## What is needed
If a line in the data below contains the word "Serving", copy it out.

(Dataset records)
======

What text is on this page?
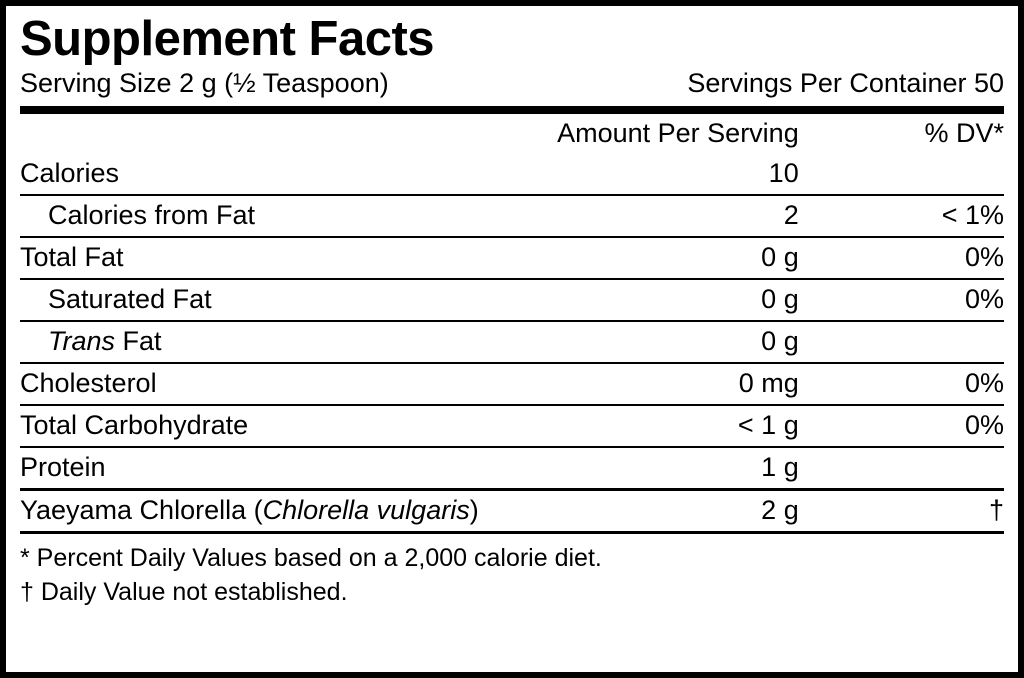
Supplement Facts
Serving Size 2 g (½ Teaspoon)	Servings Per Container 50
	Amount Per Serving	% DV*
Calories	10	
Calories from Fat	2	< 1%
Total Fat	0 g	0%
Saturated Fat	0 g	0%
Trans Fat	0 g	
Cholesterol	0 mg	0%
Total Carbohydrate	< 1 g	0%
Protein	1 g	
Yaeyama Chlorella (Chlorella vulgaris)	2 g	†
* Percent Daily Values based on a 2,000 calorie diet.
† Daily Value not established.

======

## Answer to this problem
Serving Size 2 g (½ Teaspoon)	Servings Per Container 50
	Amount Per Serving	% DV*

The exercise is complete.